Partagée entre la germanité et la latinité, la Suisse ne connaît guère de compositeurs d’envergure avant le dernier quart du 19e siècle. Cette situation est particulièrement sensible en Suisse romande où la vie musicale est assurée presque exclusivement par des Allemands (par exemple les premiers directeurs de la Société de chant sacré, Wehrstedt et Hugo de Senger) et où seuls de rares auteurs autochtones (François Grast, Charles Bovy-Lysberg) se livrent à la composition. Cependant, au cours des années 1880, apparaît une nouvelle génération de jeunes musiciens qui cherchent à doter le pays d’un art musical de qualité et s’efforcent de suivre une solide formation qu’ils vont chercher à Paris, à Vienne, en Allemagne. C’est le cas notamment d’Émile Jaques-Dalcroze, de Gustave Doret, et de Pierre Maurice, leur contemporain. Or si les noms des deux premiers ont été retenus, celui de Pierre Maurice, dont les œuvres ont été fort bien accueillies de son vivant, est tombé dans un oubli presque total.
Issu d’une famille d’origine provençale fixée à Genève depuis le 16e siècle, Pierre Maurice naît à Allaman (VD) le 13 novembre 1868. Il accomplit ses études au Collège de Genève, ville où il s’initie aux bases de la formation musicale, notamment l’harmonie avec Hugo de Senger. Après une année passée à Stuttgart, il entreprend, pour satisfaire à la volonté paternelle, une formation de banquier, tout en poursuivant avec Jaques-Dalcroze l’étude de l’harmonie et du contrepoint. Peu motivé pour les métiers de la finance, il parvient à convaincre son père qui l’autorise, en 1891, à s’inscrire au Conservatoire de Paris. Il y travaille avec Lavignac, Gédalge, et Massenet, qui lui enseigne la composition.

Entrées du jeu de données:
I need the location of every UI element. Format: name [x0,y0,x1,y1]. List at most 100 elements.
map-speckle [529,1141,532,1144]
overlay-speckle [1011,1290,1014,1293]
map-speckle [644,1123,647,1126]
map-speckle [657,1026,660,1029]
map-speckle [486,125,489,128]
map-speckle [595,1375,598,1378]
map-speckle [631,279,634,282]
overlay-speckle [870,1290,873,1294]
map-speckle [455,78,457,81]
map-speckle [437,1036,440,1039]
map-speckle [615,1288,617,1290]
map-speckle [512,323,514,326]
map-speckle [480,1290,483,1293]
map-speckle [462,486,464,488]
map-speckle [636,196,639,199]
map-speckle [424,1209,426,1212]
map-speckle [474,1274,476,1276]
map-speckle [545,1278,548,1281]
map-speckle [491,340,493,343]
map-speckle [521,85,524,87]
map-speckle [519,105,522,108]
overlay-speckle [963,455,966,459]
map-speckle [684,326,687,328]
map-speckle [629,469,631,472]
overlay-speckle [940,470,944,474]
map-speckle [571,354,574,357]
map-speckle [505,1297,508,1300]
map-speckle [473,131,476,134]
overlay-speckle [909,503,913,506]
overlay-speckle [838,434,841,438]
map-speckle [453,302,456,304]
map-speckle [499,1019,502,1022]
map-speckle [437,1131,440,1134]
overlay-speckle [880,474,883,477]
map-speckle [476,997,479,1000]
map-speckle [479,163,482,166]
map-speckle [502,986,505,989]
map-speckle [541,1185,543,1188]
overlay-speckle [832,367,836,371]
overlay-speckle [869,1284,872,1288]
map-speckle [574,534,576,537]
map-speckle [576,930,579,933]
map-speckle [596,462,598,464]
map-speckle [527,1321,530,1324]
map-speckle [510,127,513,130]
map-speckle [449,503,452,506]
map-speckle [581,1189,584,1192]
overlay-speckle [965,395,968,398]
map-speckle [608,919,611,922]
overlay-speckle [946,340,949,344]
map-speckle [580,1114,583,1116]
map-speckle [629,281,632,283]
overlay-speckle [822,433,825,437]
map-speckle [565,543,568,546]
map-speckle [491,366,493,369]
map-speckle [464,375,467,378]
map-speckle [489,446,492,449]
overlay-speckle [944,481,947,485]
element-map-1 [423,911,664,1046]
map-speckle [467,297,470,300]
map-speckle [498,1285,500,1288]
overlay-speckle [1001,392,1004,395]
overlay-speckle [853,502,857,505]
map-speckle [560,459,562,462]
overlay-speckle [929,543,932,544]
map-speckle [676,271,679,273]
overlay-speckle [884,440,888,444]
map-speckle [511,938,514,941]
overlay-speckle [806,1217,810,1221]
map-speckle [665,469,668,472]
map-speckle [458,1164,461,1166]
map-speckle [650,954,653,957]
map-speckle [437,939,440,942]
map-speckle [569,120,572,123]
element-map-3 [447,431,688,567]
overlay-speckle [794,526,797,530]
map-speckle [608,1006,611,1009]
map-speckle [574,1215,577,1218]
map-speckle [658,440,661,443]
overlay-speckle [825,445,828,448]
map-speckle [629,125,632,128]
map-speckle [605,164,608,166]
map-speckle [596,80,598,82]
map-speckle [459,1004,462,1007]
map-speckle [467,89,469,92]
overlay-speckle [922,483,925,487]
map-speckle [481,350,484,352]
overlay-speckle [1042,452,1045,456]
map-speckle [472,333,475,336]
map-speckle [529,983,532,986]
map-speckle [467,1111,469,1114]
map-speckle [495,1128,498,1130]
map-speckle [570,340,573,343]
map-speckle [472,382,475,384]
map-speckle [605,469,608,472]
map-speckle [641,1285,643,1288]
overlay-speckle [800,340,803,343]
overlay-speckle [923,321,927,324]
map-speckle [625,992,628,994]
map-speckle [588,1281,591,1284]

Problèmes |
**A.** D'après le texte sur Pierre Maurice, où et à quelle date ce compositeur est-il né ?
**B.** Poursuivez le texte sur Pierre Maurice à partir de sa dernière phrase.
Ce matériel n'a aucun lien avec le texte sur Pierre Maurice.

Résultats |
**A.** À Allaman (VD), le 13 novembre 1868.

**B.**
À l’issue de ses études, Maurice est déjà l’auteur de plusieurs mélodies, et de la suite symphonique Pêcheurs d’Islande d’après Pierre Loti, qui sera une de ses œuvres les plus fréquemment jouées. De plus en plus attiré par le théâtre lyrique, il entreprend un drame biblique, La fille de Jephté (1899), puis il achève en 1903 Le drapeau blanc, bref opéra en un acte créé au théâtre de Cassel. Fervent admirateur de Wagner, le compositeur s’installe en 1900 à Munich. Sa musique rencontre un accueil très favorable en Allemagne, où ses pages scéniques sont à l’affiche dans plusieurs villes, telle Misé Brun, crée à Stuttgart (1908), puis redonné à Weimar, Cobourg et au Théâtre allemand de Prague, qui connut un vif succès et sera repris en Suisse. Lanval, créé à Weimar en 1913, connaît moins de succès: il disparaît de l’affiche après quelques représentations. Andromède, achevé en 1913, ne sera monté qu’après la guerre, en 1923, à Bâle.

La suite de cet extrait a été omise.